Write out exactly the lines from the one containing "Read this page and output its text content." through the last line of the records below, both included, and leave out any pictures.

▼▼▼

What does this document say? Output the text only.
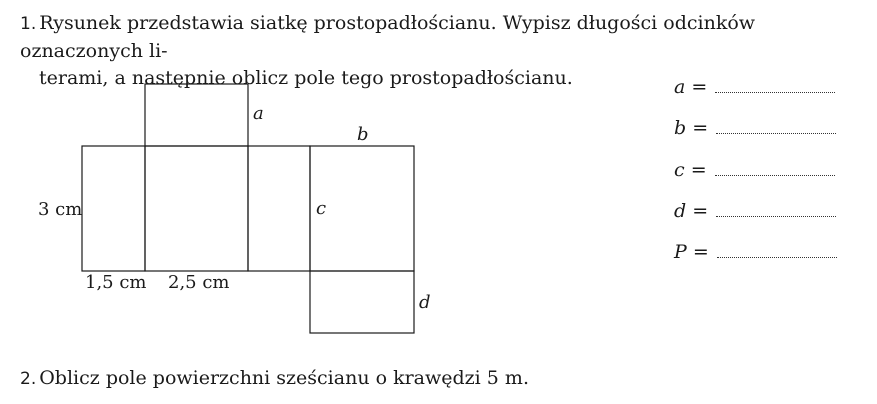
1. Rysunek przedstawia siatkę prostopadłościanu. Wypisz długości odcinków oznaczonych li-
terami, a następnie oblicz pole tego prostopadłościanu.
a
b
c
d
3 cm
1,5 cm 2,5 cm
a =
b =
c =
d =
P =
2. Oblicz pole powierzchni sześcianu o krawędzi 5 m.
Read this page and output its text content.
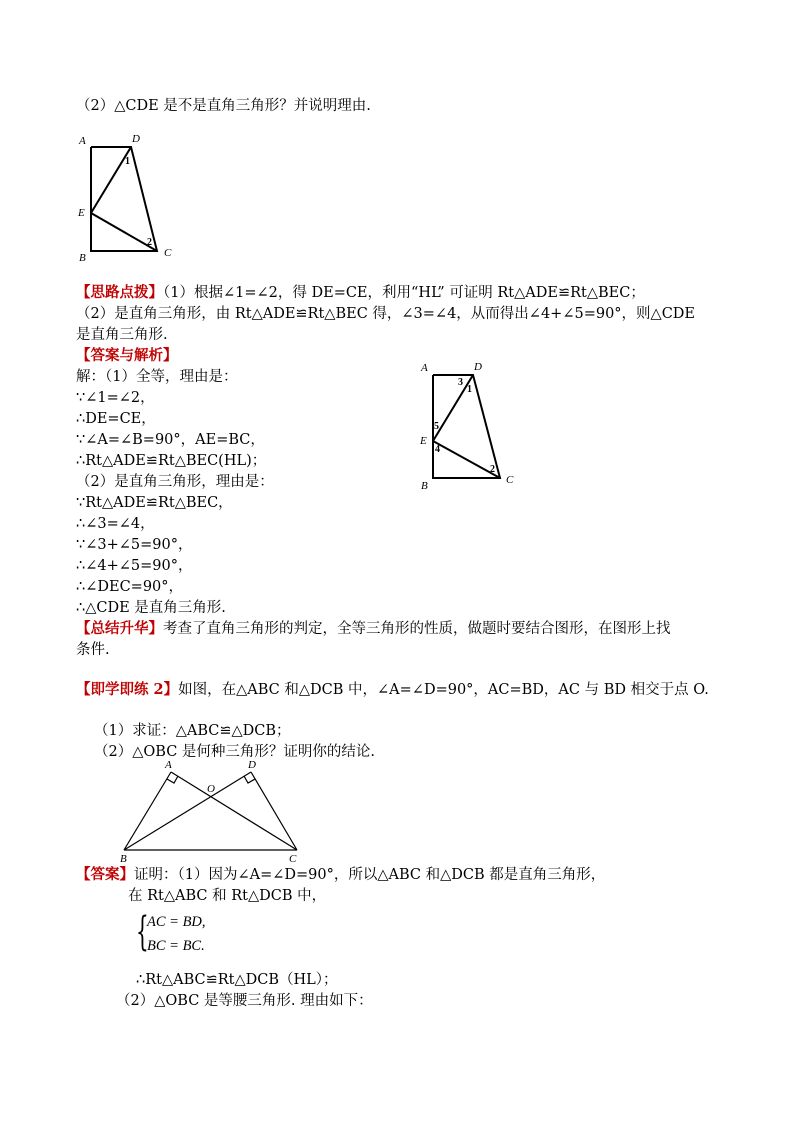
（2）△CDE 是不是直角三角形？并说明理由.
A	D
E
B	C
1
2
【思路点拨】（1）根据∠1=∠2，得 DE=CE，利用“HL” 可证明 Rt△ADE≌Rt△BEC；
（2）是直角三角形，由 Rt△ADE≌Rt△BEC 得，∠3=∠4，从而得出∠4+∠5=90°，则△CDE
是直角三角形.
【答案与解析】
解：（1）全等，理由是：
∵∠1=∠2，
∴DE=CE，
∵∠A=∠B=90°，AE=BC，
∴Rt△ADE≌Rt△BEC(HL)；
（2）是直角三角形，理由是：
∵Rt△ADE≌Rt△BEC，
∴∠3=∠4，
∵∠3+∠5=90°，
∴∠4+∠5=90°，
∴∠DEC=90°，
∴△CDE 是直角三角形.
A	D
E
B	C
3
1
5
4
2
【总结升华】考查了直角三角形的判定，全等三角形的性质，做题时要结合图形，在图形上找
条件.
【即学即练 2】如图，在△ABC 和△DCB 中，∠A=∠D=90°，AC=BD，AC 与 BD 相交于点 O.
（1）求证：△ABC≌△DCB；
（2）△OBC 是何种三角形？证明你的结论.
A	D
O
B	C
【答案】证明：（1）因为∠A=∠D=90°，所以△ABC 和△DCB 都是直角三角形，
在 Rt△ABC 和 Rt△DCB 中，
{
AC = BD,
BC = BC.
∴Rt△ABC≌Rt△DCB（HL）；
（2）△OBC 是等腰三角形. 理由如下：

▲▲▲

EXERCISE ANSWER:
Read this page and output its text content.
（2）△CDE 是不是直角三角形？并说明理由.
A	D
E
B	C
1
2
【思路点拨】（1）根据∠1=∠2，得 DE=CE，利用“HL” 可证明 Rt△ADE≌Rt△BEC；
（2）是直角三角形，由 Rt△ADE≌Rt△BEC 得，∠3=∠4，从而得出∠4+∠5=90°，则△CDE
是直角三角形.
【答案与解析】
解：（1）全等，理由是：
∵∠1=∠2，
∴DE=CE，
∵∠A=∠B=90°，AE=BC，
∴Rt△ADE≌Rt△BEC(HL)；
（2）是直角三角形，理由是：
∵Rt△ADE≌Rt△BEC，
∴∠3=∠4，
∵∠3+∠5=90°，
∴∠4+∠5=90°，
∴∠DEC=90°，
∴△CDE 是直角三角形.
A	D
E
B	C
3
1
5
4
2
【总结升华】考查了直角三角形的判定，全等三角形的性质，做题时要结合图形，在图形上找
条件.
【即学即练 2】如图，在△ABC 和△DCB 中，∠A=∠D=90°，AC=BD，AC 与 BD 相交于点 O.
（1）求证：△ABC≌△DCB；
（2）△OBC 是何种三角形？证明你的结论.
A	D
O
B	C
【答案】证明：（1）因为∠A=∠D=90°，所以△ABC 和△DCB 都是直角三角形，
在 Rt△ABC 和 Rt△DCB 中，
{
AC = BD,
BC = BC.
∴Rt△ABC≌Rt△DCB（HL）；
（2）△OBC 是等腰三角形. 理由如下：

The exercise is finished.